Instruction:
Show every line where "pianificato" occurs.
───── Supplied data ─────
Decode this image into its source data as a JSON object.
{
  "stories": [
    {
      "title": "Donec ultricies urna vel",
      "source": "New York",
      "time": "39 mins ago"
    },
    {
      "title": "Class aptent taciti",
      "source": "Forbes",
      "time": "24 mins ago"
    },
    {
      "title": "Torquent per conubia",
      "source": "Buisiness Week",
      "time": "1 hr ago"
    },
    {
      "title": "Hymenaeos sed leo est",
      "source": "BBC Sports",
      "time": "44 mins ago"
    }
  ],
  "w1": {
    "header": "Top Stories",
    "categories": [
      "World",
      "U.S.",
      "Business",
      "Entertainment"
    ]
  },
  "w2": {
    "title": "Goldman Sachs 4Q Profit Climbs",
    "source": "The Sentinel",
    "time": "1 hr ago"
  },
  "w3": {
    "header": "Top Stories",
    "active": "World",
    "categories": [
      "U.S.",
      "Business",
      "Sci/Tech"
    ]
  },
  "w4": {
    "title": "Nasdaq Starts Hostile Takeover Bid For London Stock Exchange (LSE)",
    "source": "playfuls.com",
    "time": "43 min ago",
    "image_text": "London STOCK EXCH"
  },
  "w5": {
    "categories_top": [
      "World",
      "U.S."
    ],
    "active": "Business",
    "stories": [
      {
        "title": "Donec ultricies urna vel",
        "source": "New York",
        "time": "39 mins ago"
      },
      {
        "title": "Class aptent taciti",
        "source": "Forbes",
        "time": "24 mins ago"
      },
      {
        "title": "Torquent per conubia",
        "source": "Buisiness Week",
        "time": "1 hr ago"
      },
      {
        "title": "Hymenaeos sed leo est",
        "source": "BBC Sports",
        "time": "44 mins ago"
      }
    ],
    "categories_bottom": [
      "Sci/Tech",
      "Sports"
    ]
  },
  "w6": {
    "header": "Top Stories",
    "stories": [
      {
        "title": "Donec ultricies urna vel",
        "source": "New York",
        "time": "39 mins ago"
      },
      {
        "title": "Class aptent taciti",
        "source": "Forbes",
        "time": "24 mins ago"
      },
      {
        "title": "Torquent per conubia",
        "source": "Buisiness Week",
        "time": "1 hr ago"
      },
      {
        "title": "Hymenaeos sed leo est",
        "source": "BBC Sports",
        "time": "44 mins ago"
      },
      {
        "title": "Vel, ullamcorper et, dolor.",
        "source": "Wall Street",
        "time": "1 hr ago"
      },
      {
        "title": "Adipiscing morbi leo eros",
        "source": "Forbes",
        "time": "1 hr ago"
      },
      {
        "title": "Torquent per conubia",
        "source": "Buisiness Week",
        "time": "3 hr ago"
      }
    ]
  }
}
─────
───── Supplied data ─────
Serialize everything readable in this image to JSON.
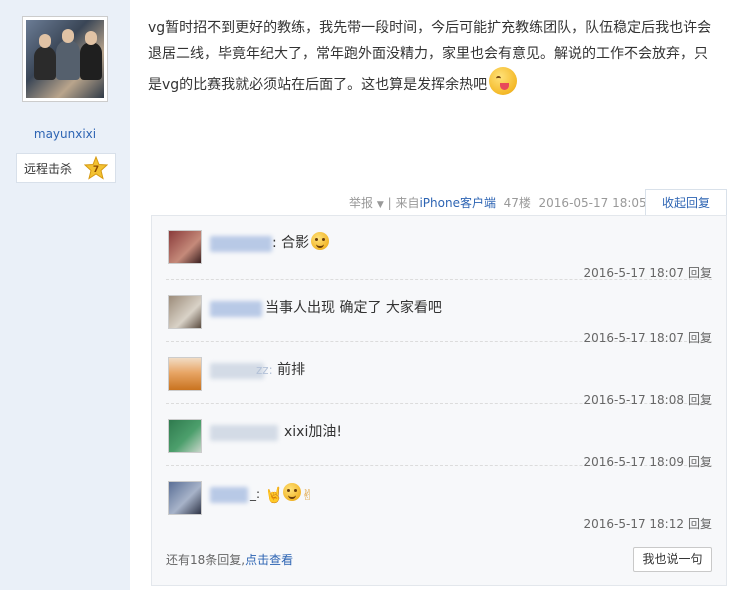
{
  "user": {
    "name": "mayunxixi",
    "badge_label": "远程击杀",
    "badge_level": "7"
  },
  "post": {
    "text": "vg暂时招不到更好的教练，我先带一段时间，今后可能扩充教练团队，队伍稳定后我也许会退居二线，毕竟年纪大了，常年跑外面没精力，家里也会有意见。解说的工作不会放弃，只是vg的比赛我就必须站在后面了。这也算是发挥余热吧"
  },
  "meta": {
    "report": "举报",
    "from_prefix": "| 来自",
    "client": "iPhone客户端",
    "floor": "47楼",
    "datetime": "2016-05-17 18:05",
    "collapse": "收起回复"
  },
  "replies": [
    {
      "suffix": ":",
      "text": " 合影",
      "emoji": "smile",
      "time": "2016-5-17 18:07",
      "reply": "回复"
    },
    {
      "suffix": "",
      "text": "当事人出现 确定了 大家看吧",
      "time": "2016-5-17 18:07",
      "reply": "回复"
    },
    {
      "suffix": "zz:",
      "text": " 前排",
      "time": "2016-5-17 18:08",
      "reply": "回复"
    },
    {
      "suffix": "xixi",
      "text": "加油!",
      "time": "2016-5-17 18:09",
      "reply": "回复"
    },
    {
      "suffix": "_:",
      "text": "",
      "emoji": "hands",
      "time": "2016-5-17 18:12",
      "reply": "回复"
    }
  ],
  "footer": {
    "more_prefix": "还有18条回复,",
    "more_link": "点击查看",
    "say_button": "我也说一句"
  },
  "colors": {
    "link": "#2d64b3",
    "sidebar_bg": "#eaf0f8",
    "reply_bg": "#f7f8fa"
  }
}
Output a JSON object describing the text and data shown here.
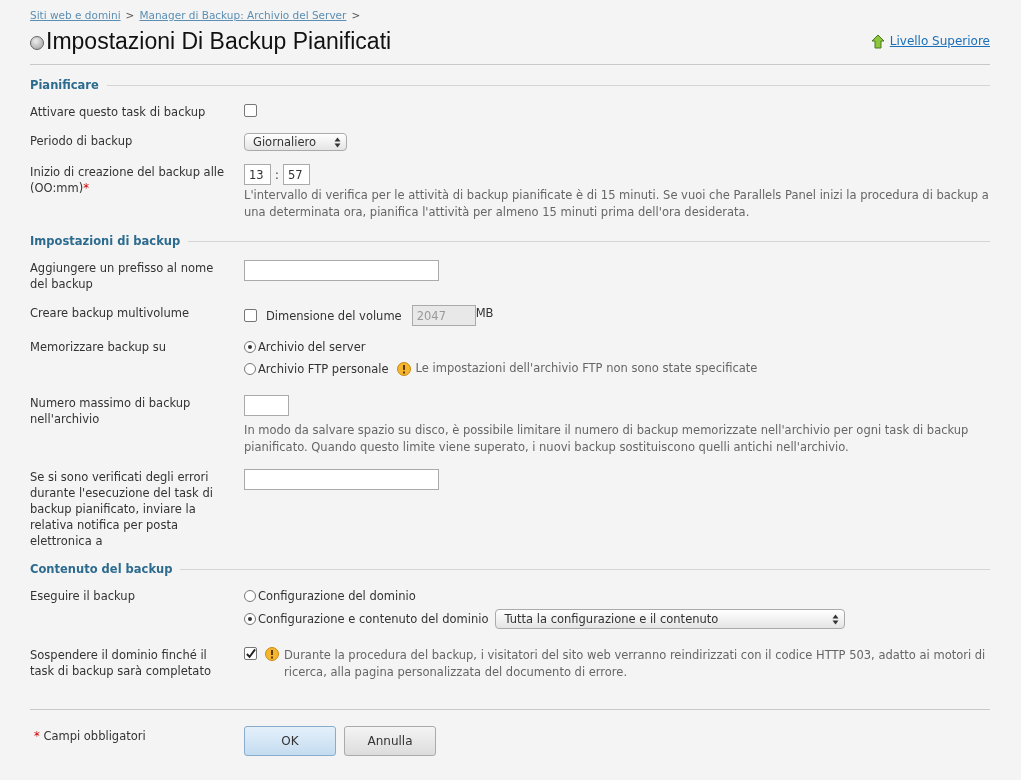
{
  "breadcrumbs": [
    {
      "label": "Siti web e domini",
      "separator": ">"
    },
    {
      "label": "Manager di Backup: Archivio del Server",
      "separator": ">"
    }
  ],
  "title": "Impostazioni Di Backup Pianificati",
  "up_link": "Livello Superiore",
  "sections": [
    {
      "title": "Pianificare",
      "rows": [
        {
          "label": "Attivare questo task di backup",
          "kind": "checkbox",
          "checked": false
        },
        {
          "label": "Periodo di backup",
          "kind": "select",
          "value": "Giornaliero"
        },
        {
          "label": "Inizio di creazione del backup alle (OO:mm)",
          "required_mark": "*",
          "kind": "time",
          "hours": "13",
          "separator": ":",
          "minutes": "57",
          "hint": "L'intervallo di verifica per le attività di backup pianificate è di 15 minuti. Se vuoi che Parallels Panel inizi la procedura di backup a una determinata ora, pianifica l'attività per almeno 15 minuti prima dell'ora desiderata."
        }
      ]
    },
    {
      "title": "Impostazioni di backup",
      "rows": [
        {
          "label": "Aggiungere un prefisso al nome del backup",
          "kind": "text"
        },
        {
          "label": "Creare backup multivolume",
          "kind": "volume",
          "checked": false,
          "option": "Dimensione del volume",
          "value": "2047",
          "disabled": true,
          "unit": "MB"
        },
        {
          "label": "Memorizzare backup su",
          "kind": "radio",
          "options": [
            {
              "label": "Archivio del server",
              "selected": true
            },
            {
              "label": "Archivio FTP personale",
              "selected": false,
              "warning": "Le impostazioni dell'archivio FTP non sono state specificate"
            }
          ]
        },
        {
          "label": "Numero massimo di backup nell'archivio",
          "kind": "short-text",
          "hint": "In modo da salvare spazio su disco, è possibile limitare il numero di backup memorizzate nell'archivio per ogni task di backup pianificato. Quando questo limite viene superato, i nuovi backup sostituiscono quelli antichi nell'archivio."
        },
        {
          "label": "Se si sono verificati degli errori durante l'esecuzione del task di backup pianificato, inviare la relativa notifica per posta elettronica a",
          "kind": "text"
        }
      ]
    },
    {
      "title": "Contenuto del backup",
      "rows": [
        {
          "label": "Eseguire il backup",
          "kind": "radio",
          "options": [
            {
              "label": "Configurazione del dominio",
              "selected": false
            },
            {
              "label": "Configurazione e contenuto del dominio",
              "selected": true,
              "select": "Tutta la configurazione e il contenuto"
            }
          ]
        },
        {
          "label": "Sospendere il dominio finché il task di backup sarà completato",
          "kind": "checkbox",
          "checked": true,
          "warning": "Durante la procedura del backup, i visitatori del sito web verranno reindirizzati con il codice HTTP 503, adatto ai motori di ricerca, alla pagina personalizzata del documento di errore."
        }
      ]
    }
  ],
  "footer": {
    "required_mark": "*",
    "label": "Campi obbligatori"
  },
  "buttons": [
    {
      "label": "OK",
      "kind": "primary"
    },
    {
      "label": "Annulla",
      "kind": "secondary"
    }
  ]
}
─────
───── Supplied data ─────
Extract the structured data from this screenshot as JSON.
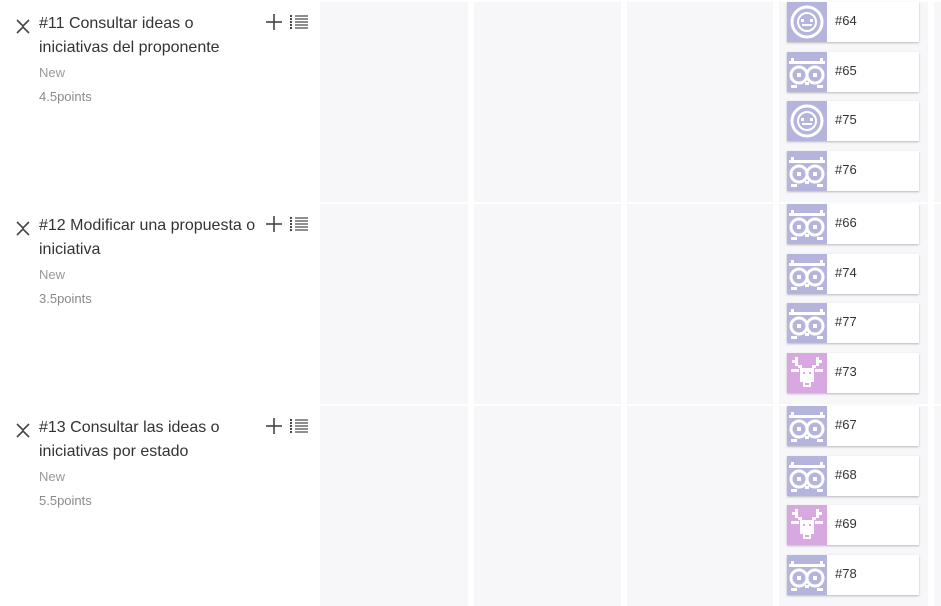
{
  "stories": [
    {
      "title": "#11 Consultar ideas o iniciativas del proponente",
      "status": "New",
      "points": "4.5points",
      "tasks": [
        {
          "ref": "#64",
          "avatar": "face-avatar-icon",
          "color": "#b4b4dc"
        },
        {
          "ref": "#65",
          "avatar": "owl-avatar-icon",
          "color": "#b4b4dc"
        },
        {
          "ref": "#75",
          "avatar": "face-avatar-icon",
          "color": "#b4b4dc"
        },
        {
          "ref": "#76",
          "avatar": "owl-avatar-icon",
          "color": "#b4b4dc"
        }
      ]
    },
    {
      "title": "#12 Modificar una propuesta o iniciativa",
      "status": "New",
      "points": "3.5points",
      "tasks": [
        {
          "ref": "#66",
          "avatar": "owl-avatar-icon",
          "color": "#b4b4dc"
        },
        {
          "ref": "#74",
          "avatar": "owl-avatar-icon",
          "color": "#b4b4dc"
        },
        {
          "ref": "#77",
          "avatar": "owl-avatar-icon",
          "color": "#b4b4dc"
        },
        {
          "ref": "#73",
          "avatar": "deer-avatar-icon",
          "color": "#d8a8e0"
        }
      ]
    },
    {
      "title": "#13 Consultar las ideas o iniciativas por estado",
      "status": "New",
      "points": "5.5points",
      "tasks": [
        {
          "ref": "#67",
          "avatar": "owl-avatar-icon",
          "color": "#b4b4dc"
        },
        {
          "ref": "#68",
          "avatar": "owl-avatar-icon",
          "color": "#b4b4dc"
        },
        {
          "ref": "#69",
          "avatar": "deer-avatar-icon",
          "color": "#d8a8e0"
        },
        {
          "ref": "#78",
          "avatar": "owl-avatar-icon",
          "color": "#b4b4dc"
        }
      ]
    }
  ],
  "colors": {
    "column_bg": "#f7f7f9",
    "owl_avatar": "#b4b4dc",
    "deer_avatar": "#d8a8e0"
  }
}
─────
Reply to the task:
          "hint": "In modo da salvare spazio su disco, è possibile limitare il numero di backup memorizzate nell'archivio per ogni task di backup pianificato. Quando questo limite viene superato, i nuovi backup sostituiscono quelli antichi nell'archivio."
          "label": "Se si sono verificati degli errori durante l'esecuzione del task di backup pianificato, inviare la relativa notifica per posta elettronica a",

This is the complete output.